▶ Written task 1: In the first listing, write out as a numbered list the lines from the line with "Segment this phone" through the line with "I need the location", both included. Skip blank lines and leave out the pictures.

++++ Selected extract

Procedural Animation


Skills

 

Introduction


A common method of producing a Fire Effect in Unity is to use a Particle System or VFX Graph, however the many transparent quads used for each particle creates overdraw which can affect performance, especially for mobile platforms.

Usually when rendering Opaque geometry, Unity renders objects front-to-back, allowing z-testing to take place; objects obscured by closer objects have their fragments discarded from being rendered, avoiding unnecessary calculations. However when rendering Transparent geometry, Unity has to render those objects back-to-front instead, in order to achieve the correct alpha blending between transparent objects. If a scene contains many of these particles systems the Transparent queue can get filled very quickly, resulting in an overcomplex scene that eats away a large portion of the overall graphics budget.

A different technique that mitigates this issue is to offset a single quad’s UVs, using noise, to create a fire effect. This reduces the amount of transparent objects per fire effect to one, means many of these fires can run in parallel on the GPU, and also takes less calulations than the particle system. I first saw this technique at an Unreal Engine talk about RiME Stylized VFX.

++++++++

▶ Written task 2: Reproduce the passage of the Unity fire effect article from "Procedural Animation" to "for mobile platforms." word for word.

++++ Records supplied

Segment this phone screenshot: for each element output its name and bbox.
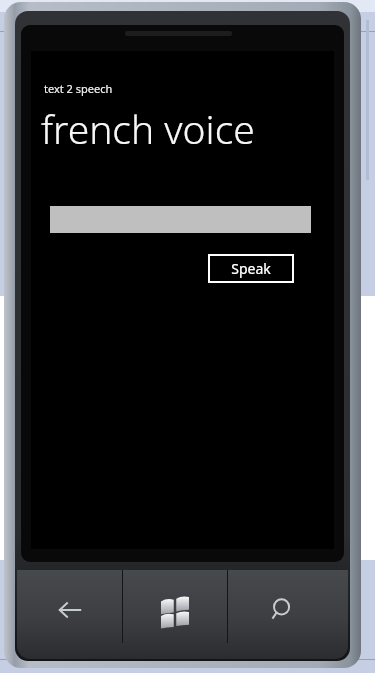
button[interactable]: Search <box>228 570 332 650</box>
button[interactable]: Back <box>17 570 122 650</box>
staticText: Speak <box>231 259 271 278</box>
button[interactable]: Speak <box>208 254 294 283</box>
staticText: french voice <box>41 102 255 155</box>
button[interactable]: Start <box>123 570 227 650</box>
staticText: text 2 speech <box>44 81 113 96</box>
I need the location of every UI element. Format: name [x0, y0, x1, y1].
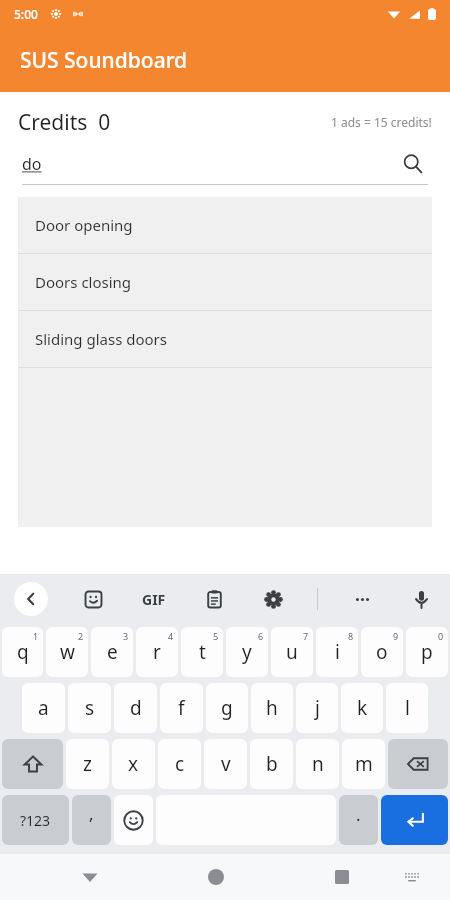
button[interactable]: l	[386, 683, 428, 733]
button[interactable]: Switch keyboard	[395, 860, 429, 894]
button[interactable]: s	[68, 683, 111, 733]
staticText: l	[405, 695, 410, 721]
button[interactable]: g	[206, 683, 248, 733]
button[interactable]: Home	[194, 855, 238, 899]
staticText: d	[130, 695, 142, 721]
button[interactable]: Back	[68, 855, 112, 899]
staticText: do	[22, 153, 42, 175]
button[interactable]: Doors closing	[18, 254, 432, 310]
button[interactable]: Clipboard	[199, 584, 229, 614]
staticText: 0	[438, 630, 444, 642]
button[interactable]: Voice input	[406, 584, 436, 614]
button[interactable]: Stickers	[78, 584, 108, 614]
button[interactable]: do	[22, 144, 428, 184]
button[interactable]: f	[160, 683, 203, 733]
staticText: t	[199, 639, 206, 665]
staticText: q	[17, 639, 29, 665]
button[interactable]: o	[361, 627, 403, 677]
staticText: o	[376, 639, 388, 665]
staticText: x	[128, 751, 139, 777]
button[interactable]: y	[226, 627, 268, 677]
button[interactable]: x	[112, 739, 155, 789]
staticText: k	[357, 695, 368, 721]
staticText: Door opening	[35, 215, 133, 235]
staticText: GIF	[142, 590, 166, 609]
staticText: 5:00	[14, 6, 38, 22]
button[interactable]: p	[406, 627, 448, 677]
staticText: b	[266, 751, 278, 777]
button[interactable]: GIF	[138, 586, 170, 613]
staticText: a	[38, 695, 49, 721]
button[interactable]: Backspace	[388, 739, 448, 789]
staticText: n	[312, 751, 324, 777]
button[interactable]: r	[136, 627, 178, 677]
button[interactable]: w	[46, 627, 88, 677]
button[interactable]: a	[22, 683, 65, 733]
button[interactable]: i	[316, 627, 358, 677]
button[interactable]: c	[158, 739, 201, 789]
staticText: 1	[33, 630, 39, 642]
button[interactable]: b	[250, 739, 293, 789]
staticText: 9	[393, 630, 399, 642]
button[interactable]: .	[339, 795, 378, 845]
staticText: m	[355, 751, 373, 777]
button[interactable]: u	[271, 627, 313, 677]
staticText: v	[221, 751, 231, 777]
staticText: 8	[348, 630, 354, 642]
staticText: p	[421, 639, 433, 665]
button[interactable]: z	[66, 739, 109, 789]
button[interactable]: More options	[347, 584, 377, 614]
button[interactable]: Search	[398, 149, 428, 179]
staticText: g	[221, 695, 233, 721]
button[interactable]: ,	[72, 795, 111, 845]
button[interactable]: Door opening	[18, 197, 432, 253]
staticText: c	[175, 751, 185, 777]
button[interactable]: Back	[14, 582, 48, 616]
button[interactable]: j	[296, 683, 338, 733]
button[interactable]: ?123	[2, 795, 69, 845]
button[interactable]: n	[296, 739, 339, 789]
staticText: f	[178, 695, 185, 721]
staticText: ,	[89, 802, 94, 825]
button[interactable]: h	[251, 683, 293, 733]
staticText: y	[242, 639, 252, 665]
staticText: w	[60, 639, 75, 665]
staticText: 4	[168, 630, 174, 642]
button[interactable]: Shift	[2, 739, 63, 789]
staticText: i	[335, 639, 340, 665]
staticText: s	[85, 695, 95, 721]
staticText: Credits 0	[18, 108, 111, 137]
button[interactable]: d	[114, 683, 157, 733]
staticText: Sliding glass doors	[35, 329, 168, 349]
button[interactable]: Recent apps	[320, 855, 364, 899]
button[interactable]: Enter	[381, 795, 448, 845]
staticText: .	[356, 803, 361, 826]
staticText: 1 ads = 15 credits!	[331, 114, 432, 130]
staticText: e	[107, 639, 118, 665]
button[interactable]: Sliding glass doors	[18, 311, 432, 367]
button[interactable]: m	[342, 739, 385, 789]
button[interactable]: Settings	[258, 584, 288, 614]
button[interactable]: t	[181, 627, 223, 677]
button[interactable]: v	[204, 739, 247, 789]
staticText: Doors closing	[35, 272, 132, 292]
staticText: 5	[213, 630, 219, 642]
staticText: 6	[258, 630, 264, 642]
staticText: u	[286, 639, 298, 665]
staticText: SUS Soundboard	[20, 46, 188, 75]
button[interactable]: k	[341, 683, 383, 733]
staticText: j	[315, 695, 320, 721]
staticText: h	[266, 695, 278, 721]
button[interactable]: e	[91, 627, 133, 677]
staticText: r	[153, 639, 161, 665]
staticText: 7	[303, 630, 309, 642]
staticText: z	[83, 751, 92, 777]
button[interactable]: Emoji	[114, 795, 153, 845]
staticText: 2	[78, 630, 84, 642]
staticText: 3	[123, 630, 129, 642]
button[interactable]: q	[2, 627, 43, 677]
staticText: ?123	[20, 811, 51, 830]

++++++++
++++ Records supplied

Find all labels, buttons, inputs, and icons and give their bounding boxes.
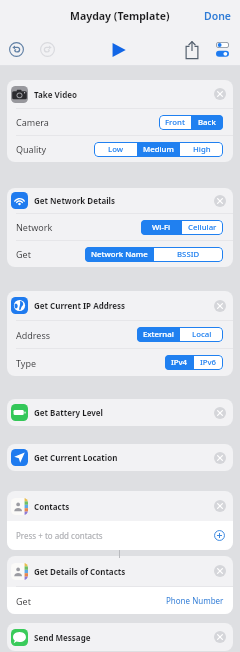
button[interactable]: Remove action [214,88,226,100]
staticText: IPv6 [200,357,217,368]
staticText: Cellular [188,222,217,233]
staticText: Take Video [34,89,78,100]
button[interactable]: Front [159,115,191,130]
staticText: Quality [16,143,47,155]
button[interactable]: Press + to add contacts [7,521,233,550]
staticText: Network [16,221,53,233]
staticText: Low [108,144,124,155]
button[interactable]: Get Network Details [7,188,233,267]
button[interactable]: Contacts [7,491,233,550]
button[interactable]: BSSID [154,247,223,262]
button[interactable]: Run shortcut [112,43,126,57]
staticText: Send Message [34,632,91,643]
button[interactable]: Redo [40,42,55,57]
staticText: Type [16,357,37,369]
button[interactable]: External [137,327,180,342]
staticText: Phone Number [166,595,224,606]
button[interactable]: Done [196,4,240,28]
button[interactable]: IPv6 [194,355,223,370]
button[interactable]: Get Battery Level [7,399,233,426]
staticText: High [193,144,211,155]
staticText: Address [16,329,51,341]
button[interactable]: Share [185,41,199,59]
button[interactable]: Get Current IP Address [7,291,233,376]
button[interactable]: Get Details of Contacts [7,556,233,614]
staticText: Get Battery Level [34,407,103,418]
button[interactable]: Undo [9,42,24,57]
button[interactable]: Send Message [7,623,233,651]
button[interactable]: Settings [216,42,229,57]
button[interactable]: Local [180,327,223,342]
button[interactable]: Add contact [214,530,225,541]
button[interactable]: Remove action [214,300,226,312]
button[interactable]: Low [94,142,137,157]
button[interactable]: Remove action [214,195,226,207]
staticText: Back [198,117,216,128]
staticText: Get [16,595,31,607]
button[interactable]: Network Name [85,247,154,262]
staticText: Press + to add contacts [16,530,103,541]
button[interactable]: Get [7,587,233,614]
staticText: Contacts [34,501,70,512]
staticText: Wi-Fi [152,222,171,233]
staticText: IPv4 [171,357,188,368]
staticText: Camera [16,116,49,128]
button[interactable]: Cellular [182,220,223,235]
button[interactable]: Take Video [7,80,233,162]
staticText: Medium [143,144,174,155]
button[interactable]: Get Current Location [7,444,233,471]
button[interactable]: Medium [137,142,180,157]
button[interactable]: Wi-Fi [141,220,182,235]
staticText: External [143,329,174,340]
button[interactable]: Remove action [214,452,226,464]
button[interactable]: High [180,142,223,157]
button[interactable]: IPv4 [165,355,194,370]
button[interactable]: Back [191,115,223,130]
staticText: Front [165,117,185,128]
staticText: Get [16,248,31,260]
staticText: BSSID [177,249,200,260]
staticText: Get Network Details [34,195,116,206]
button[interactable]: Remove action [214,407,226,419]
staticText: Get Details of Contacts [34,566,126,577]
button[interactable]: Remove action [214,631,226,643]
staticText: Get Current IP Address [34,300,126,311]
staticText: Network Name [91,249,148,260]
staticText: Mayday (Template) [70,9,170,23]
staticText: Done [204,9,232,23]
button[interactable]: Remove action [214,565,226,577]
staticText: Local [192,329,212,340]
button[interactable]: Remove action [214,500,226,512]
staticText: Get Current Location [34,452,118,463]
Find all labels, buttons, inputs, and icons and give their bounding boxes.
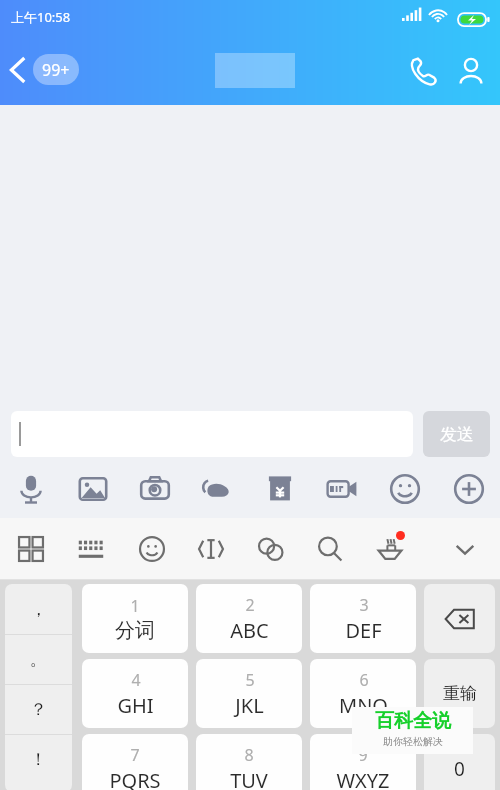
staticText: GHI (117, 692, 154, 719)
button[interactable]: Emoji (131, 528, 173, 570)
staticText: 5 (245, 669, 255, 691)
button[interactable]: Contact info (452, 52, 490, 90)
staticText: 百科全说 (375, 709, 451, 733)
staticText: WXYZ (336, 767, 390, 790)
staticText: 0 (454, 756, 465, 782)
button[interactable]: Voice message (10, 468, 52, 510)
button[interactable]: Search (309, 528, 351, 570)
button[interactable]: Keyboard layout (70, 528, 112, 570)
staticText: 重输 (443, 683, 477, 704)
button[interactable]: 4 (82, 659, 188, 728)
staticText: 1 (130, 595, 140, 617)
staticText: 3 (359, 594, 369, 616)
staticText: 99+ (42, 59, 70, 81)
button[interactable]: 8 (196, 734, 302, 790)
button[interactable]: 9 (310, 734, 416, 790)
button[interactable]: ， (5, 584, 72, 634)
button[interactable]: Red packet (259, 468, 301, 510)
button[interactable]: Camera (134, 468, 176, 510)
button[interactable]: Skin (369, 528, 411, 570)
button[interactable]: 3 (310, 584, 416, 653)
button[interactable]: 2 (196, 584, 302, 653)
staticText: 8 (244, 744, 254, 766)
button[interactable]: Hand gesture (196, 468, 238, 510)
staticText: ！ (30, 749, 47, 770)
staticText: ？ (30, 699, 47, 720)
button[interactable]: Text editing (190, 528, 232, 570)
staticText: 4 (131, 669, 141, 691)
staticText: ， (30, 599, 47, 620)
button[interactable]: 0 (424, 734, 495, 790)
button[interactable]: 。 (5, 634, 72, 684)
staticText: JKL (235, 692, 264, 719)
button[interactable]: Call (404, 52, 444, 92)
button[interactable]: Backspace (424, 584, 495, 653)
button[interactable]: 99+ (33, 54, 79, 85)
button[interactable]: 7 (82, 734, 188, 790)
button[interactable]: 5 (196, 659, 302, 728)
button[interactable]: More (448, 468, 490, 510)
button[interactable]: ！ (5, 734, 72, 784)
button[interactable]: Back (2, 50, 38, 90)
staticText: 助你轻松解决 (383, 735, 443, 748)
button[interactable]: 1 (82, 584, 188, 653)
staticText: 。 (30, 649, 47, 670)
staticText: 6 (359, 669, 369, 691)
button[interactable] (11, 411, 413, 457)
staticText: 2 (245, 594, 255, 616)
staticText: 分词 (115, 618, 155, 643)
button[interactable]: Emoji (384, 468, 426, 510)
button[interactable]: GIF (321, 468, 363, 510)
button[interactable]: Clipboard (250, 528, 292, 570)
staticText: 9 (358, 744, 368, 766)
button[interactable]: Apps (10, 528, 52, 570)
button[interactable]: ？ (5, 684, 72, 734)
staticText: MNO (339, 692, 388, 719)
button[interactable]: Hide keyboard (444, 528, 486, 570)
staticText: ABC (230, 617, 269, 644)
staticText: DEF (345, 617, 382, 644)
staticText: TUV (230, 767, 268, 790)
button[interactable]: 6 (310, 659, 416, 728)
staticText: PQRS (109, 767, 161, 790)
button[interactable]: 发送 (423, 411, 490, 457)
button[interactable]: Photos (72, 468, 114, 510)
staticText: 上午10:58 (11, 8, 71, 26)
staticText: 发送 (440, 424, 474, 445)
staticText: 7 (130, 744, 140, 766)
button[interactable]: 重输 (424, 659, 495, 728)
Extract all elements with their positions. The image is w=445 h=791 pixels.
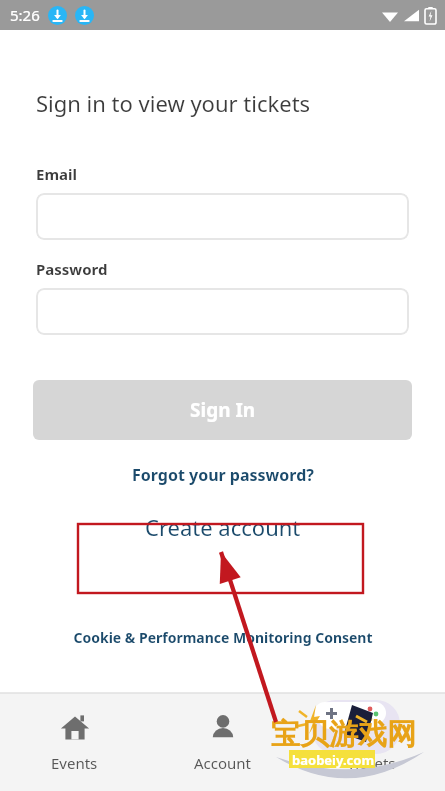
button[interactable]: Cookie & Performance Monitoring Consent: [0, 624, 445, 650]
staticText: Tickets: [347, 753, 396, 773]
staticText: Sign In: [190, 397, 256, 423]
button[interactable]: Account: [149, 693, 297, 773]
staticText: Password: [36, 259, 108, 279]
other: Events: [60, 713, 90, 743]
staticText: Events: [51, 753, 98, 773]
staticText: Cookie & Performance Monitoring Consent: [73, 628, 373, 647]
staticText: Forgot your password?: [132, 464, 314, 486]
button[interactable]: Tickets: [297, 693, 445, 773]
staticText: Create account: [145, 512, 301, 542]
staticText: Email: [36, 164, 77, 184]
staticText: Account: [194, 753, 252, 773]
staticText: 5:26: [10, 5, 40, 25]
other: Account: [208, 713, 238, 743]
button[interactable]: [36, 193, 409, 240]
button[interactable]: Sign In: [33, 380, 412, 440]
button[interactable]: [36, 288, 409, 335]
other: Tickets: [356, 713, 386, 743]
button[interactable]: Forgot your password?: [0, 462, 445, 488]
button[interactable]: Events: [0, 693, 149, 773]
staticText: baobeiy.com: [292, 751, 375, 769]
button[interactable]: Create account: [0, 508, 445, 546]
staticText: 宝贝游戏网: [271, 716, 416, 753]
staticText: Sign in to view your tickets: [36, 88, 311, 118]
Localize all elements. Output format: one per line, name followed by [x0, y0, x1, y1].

++++++++

▶ Exercise result 1:
1. Segment this phone screenshot: for each element output its name and bbox.
2. button[interactable]: Search <box>228 570 332 650</box>
3. button[interactable]: Back <box>17 570 122 650</box>
4. staticText: Speak <box>231 259 271 278</box>
5. button[interactable]: Speak <box>208 254 294 283</box>
6. staticText: french voice <box>41 102 255 155</box>
7. button[interactable]: Start <box>123 570 227 650</box>
8. staticText: text 2 speech <box>44 81 113 96</box>
9. I need the location of every UI element. Format: name [x0, y0, x1, y1].

▶ Exercise result 2:
Procedural Animation


Skills

 

Introduction


A common method of producing a Fire Effect in Unity is to use a Particle System or VFX Graph, however the many transparent quads used for each particle creates overdraw which can affect performance, especially for mobile platforms.